Given instruction: Identify the lines that contain the word "menu", then copy them.

Records shown:

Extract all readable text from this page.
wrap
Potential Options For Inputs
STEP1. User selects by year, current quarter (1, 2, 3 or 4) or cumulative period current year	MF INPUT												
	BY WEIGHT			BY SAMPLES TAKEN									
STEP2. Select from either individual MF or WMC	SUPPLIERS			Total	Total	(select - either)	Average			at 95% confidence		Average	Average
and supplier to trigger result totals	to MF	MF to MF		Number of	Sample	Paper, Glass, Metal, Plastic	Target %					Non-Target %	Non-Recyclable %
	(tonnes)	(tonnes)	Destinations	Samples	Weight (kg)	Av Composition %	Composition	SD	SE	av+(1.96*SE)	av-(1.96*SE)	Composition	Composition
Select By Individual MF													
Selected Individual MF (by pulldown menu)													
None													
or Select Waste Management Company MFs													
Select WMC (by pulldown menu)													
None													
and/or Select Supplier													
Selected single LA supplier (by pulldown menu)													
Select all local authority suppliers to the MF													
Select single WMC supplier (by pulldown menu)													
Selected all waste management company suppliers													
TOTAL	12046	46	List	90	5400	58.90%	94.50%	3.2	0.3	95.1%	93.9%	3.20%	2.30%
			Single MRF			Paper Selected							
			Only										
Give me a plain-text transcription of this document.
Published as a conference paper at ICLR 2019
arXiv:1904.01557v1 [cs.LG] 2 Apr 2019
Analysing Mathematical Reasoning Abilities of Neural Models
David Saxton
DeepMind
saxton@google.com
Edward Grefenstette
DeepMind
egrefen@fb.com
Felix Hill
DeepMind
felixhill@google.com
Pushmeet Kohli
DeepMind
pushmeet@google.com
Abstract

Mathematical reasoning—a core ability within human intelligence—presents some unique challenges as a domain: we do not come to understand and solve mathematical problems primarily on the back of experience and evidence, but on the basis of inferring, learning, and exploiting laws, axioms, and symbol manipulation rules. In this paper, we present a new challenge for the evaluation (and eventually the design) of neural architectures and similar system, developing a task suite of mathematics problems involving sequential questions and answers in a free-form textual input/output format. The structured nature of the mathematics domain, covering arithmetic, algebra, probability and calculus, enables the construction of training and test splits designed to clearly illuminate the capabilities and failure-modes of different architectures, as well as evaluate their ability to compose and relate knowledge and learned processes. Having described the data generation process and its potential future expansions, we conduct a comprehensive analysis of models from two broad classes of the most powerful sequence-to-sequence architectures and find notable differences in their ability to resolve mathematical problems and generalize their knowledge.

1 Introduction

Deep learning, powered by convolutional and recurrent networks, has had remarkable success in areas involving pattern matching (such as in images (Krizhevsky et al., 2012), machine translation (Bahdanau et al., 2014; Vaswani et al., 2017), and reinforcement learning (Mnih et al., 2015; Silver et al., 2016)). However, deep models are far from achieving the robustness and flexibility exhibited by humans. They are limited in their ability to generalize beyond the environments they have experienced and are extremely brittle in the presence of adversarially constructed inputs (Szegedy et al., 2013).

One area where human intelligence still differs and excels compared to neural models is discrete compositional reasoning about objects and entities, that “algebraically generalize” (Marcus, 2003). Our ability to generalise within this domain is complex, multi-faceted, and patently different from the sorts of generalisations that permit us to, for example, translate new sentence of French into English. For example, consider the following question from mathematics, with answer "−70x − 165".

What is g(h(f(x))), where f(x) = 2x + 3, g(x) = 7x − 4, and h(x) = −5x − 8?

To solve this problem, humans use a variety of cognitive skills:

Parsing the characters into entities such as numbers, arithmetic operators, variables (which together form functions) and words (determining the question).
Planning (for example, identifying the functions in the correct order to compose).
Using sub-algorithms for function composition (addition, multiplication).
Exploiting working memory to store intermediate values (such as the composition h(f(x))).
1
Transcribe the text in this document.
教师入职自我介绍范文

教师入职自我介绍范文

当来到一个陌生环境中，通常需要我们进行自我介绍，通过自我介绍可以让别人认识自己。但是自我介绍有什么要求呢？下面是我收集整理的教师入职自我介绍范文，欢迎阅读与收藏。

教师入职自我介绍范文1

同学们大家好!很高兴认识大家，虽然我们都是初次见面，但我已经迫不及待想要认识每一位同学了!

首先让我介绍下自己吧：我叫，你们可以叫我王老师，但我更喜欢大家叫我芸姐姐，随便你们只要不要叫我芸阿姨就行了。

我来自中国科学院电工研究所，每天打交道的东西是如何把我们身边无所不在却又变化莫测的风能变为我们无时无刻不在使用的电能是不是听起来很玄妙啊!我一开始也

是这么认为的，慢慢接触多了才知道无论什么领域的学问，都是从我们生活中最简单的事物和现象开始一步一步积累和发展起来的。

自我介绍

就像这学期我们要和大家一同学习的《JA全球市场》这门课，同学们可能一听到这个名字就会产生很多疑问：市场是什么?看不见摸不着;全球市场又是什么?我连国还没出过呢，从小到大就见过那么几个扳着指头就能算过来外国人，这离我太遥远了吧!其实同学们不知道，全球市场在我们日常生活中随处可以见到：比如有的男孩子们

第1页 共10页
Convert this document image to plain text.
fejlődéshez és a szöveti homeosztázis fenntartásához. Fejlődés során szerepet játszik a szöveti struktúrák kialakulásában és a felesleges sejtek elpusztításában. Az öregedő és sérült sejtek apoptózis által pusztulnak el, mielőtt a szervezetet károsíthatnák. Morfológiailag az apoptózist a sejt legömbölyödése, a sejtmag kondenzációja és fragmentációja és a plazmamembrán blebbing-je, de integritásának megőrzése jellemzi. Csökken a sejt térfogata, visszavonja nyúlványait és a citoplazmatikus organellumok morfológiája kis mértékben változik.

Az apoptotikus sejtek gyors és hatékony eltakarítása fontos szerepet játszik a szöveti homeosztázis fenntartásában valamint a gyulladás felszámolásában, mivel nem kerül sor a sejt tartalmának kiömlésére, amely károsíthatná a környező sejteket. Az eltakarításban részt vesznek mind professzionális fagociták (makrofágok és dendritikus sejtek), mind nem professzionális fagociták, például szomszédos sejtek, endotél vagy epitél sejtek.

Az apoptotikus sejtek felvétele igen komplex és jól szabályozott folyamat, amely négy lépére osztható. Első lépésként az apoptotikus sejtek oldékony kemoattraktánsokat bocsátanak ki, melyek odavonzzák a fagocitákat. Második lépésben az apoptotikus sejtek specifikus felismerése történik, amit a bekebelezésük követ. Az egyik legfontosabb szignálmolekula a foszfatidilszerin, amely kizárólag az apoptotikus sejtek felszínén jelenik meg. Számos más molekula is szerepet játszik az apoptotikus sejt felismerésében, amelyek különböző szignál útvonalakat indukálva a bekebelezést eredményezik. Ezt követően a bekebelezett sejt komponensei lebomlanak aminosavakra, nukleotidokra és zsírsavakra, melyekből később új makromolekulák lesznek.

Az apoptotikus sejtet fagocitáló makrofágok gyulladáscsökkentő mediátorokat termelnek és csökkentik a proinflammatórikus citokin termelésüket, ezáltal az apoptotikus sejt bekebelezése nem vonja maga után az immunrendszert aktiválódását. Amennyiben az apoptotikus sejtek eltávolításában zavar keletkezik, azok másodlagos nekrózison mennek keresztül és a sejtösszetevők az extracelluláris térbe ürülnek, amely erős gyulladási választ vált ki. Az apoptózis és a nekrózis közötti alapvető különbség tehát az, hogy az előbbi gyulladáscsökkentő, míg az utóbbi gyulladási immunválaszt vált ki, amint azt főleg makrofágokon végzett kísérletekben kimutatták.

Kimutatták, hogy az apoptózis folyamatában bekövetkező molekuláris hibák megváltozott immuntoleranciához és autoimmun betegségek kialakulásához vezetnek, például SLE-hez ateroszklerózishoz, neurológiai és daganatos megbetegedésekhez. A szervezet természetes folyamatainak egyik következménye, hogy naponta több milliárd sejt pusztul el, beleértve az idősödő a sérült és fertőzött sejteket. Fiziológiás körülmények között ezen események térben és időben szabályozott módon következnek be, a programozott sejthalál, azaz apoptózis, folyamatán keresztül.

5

Result:
Selected Individual MF (by pulldown menu)													
Select WMC (by pulldown menu)													
Selected single LA supplier (by pulldown menu)													
Select single WMC supplier (by pulldown menu)													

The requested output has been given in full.